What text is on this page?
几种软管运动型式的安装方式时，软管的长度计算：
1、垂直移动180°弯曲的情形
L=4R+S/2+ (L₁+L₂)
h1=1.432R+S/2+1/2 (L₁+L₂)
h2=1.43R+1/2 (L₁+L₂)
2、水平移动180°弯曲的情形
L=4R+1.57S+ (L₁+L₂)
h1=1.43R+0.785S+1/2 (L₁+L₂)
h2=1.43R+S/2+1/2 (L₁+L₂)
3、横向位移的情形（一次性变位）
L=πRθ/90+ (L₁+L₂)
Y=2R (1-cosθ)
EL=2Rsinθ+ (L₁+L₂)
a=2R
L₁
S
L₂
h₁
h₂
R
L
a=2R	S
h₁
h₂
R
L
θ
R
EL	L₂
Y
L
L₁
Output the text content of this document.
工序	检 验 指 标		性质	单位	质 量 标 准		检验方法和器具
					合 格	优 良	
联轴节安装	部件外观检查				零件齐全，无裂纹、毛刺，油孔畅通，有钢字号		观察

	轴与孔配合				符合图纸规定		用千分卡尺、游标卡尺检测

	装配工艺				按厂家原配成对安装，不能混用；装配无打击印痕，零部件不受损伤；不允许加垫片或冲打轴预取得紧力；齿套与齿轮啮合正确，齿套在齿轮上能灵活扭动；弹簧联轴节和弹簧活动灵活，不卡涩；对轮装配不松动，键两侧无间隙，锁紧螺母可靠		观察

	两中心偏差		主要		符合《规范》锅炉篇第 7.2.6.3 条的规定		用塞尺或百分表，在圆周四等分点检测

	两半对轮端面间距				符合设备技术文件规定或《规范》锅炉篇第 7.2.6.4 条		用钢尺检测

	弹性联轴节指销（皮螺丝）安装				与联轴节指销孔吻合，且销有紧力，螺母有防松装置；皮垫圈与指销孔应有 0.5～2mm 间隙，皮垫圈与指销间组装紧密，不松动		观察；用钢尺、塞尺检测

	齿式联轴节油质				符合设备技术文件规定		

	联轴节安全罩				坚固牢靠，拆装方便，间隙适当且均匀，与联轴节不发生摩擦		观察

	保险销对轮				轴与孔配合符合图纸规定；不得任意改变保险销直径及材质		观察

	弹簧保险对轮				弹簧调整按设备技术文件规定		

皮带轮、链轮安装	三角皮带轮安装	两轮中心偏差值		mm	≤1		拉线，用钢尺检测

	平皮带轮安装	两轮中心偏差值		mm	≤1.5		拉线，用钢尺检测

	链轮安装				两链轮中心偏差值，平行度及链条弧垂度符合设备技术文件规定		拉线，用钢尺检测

*Exercise details:*
Print every entry exactly as written.

*Written reply:*
What text is on this page?
几种软管运动型式的安装方式时，软管的长度计算：
1、垂直移动180°弯曲的情形
L=4R+S/2+ (L₁+L₂)
h1=1.432R+S/2+1/2 (L₁+L₂)
h2=1.43R+1/2 (L₁+L₂)
2、水平移动180°弯曲的情形
L=4R+1.57S+ (L₁+L₂)
h1=1.43R+0.785S+1/2 (L₁+L₂)
h2=1.43R+S/2+1/2 (L₁+L₂)
3、横向位移的情形（一次性变位）
L=πRθ/90+ (L₁+L₂)
Y=2R (1-cosθ)
EL=2Rsinθ+ (L₁+L₂)
a=2R
L₁
S
L₂
h₁
h₂
R
L
a=2R	S
h₁
h₂
R
L
θ
R
EL	L₂
Y
L
L₁
Output the text content of this document.
工序	检 验 指 标		性质	单位	质 量 标 准		检验方法和器具
					合 格	优 良	
联轴节安装	部件外观检查				零件齐全，无裂纹、毛刺，油孔畅通，有钢字号		观察

	轴与孔配合				符合图纸规定		用千分卡尺、游标卡尺检测

	装配工艺				按厂家原配成对安装，不能混用；装配无打击印痕，零部件不受损伤；不允许加垫片或冲打轴预取得紧力；齿套与齿轮啮合正确，齿套在齿轮上能灵活扭动；弹簧联轴节和弹簧活动灵活，不卡涩；对轮装配不松动，键两侧无间隙，锁紧螺母可靠		观察

	两中心偏差		主要		符合《规范》锅炉篇第 7.2.6.3 条的规定		用塞尺或百分表，在圆周四等分点检测

	两半对轮端面间距				符合设备技术文件规定或《规范》锅炉篇第 7.2.6.4 条		用钢尺检测

	弹性联轴节指销（皮螺丝）安装				与联轴节指销孔吻合，且销有紧力，螺母有防松装置；皮垫圈与指销孔应有 0.5～2mm 间隙，皮垫圈与指销间组装紧密，不松动		观察；用钢尺、塞尺检测

	齿式联轴节油质				符合设备技术文件规定		

	联轴节安全罩				坚固牢靠，拆装方便，间隙适当且均匀，与联轴节不发生摩擦		观察

	保险销对轮				轴与孔配合符合图纸规定；不得任意改变保险销直径及材质		观察

	弹簧保险对轮				弹簧调整按设备技术文件规定		

皮带轮、链轮安装	三角皮带轮安装	两轮中心偏差值		mm	≤1		拉线，用钢尺检测

	平皮带轮安装	两轮中心偏差值		mm	≤1.5		拉线，用钢尺检测

	链轮安装				两链轮中心偏差值，平行度及链条弧垂度符合设备技术文件规定		拉线，用钢尺检测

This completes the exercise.